Leave out the pictures and return every entry exactly as it appears.

◆ ◆ ◆ ◆ ◆ ◆ ◆

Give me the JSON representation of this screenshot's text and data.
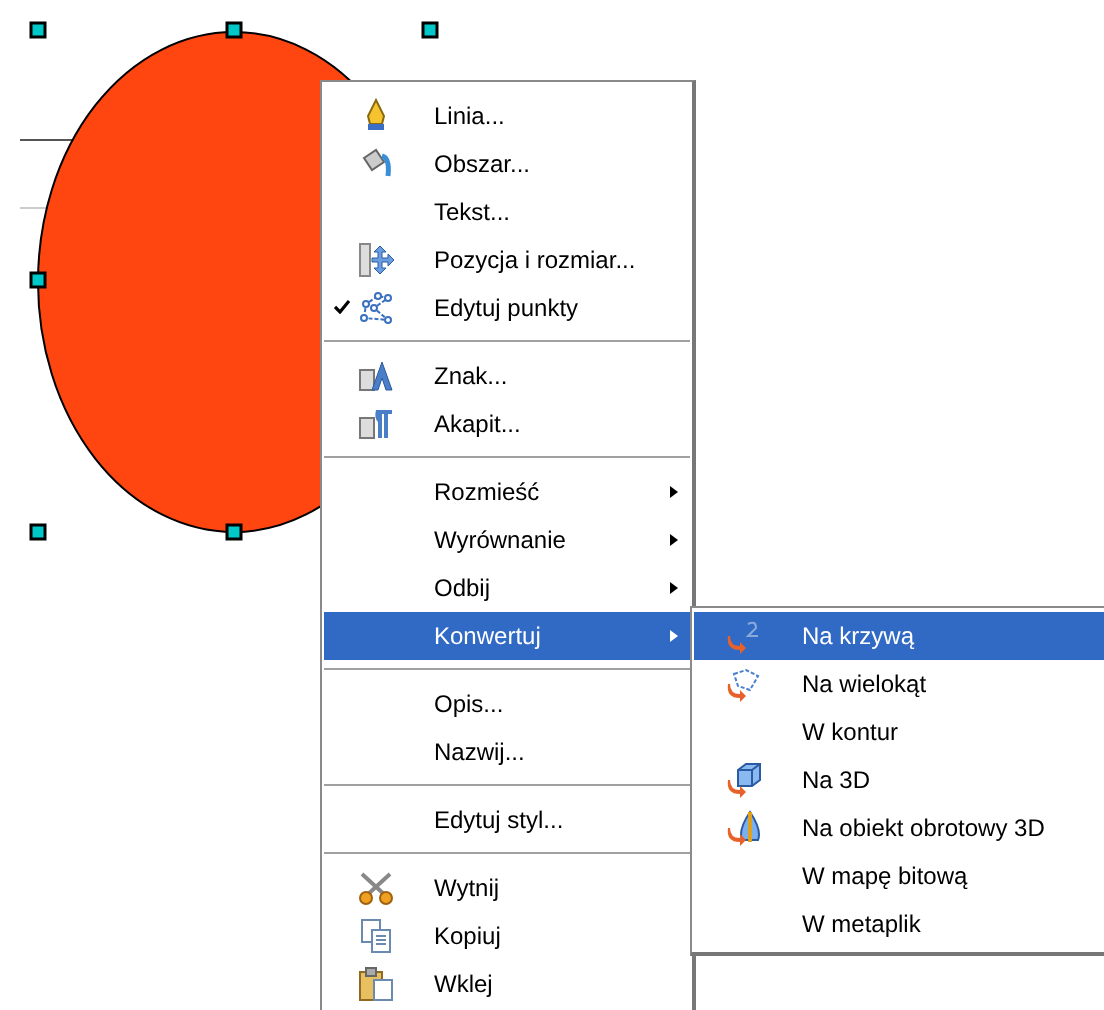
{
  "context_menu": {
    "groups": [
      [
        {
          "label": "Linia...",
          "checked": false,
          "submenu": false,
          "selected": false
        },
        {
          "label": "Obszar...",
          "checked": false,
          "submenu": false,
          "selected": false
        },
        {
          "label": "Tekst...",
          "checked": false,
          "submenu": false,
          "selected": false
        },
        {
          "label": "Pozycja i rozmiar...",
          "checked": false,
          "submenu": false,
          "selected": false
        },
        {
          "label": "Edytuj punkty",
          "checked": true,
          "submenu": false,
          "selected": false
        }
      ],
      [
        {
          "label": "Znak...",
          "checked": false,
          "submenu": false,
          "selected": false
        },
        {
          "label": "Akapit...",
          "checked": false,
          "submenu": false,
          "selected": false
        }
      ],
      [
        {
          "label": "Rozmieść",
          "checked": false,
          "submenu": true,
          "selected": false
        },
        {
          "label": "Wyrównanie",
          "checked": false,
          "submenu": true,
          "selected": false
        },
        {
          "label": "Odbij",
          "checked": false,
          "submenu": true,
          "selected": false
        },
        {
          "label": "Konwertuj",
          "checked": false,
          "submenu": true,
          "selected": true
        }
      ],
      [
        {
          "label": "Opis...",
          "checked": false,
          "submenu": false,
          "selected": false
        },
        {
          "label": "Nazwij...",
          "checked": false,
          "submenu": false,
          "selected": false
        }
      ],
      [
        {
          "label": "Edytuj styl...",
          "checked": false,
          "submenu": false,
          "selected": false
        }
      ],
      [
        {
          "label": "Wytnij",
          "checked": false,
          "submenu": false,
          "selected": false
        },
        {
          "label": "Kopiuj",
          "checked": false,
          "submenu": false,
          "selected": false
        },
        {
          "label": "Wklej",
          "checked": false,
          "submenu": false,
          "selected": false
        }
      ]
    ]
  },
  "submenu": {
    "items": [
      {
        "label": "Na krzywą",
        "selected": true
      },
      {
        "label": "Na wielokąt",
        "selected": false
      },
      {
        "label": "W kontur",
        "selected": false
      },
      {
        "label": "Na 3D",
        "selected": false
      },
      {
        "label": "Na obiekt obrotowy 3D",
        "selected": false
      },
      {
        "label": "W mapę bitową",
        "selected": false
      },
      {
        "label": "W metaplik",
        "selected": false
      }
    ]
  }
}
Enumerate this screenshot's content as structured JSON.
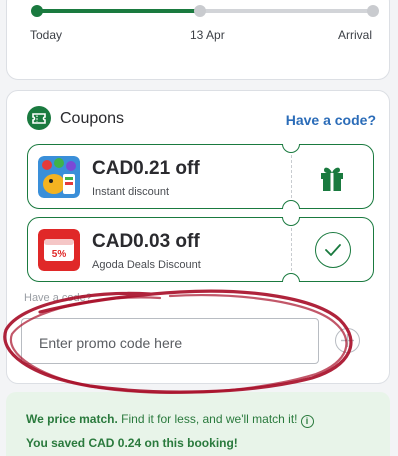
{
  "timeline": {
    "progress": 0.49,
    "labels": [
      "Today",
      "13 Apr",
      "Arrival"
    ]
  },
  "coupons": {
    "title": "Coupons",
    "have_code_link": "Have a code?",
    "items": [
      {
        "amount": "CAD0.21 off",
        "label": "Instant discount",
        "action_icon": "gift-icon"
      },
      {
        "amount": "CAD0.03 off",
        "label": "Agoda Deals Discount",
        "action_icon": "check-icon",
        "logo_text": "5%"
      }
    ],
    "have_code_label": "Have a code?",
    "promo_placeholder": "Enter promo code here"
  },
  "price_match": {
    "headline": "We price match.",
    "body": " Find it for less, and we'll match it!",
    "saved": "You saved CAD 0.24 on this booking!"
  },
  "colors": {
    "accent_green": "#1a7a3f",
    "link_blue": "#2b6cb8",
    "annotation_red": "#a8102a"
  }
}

◆ ◆ ◆ ◆ ◆ ◆ ◆

[Output below]
Give me the JSON representation of this screenshot's text and data.
{
  "context_menu": {
    "groups": [
      [
        {
          "label": "Linia...",
          "checked": false,
          "submenu": false,
          "selected": false
        },
        {
          "label": "Obszar...",
          "checked": false,
          "submenu": false,
          "selected": false
        },
        {
          "label": "Tekst...",
          "checked": false,
          "submenu": false,
          "selected": false
        },
        {
          "label": "Pozycja i rozmiar...",
          "checked": false,
          "submenu": false,
          "selected": false
        },
        {
          "label": "Edytuj punkty",
          "checked": true,
          "submenu": false,
          "selected": false
        }
      ],
      [
        {
          "label": "Znak...",
          "checked": false,
          "submenu": false,
          "selected": false
        },
        {
          "label": "Akapit...",
          "checked": false,
          "submenu": false,
          "selected": false
        }
      ],
      [
        {
          "label": "Rozmieść",
          "checked": false,
          "submenu": true,
          "selected": false
        },
        {
          "label": "Wyrównanie",
          "checked": false,
          "submenu": true,
          "selected": false
        },
        {
          "label": "Odbij",
          "checked": false,
          "submenu": true,
          "selected": false
        },
        {
          "label": "Konwertuj",
          "checked": false,
          "submenu": true,
          "selected": true
        }
      ],
      [
        {
          "label": "Opis...",
          "checked": false,
          "submenu": false,
          "selected": false
        },
        {
          "label": "Nazwij...",
          "checked": false,
          "submenu": false,
          "selected": false
        }
      ],
      [
        {
          "label": "Edytuj styl...",
          "checked": false,
          "submenu": false,
          "selected": false
        }
      ],
      [
        {
          "label": "Wytnij",
          "checked": false,
          "submenu": false,
          "selected": false
        },
        {
          "label": "Kopiuj",
          "checked": false,
          "submenu": false,
          "selected": false
        },
        {
          "label": "Wklej",
          "checked": false,
          "submenu": false,
          "selected": false
        }
      ]
    ]
  },
  "submenu": {
    "items": [
      {
        "label": "Na krzywą",
        "selected": true
      },
      {
        "label": "Na wielokąt",
        "selected": false
      },
      {
        "label": "W kontur",
        "selected": false
      },
      {
        "label": "Na 3D",
        "selected": false
      },
      {
        "label": "Na obiekt obrotowy 3D",
        "selected": false
      },
      {
        "label": "W mapę bitową",
        "selected": false
      },
      {
        "label": "W metaplik",
        "selected": false
      }
    ]
  }
}
Enumerate this screenshot's content as structured JSON.
{
  "timeline": {
    "progress": 0.49,
    "labels": [
      "Today",
      "13 Apr",
      "Arrival"
    ]
  },
  "coupons": {
    "title": "Coupons",
    "have_code_link": "Have a code?",
    "items": [
      {
        "amount": "CAD0.21 off",
        "label": "Instant discount",
        "action_icon": "gift-icon"
      },
      {
        "amount": "CAD0.03 off",
        "label": "Agoda Deals Discount",
        "action_icon": "check-icon",
        "logo_text": "5%"
      }
    ],
    "have_code_label": "Have a code?",
    "promo_placeholder": "Enter promo code here"
  },
  "price_match": {
    "headline": "We price match.",
    "body": " Find it for less, and we'll match it!",
    "saved": "You saved CAD 0.24 on this booking!"
  },
  "colors": {
    "accent_green": "#1a7a3f",
    "link_blue": "#2b6cb8",
    "annotation_red": "#a8102a"
  }
}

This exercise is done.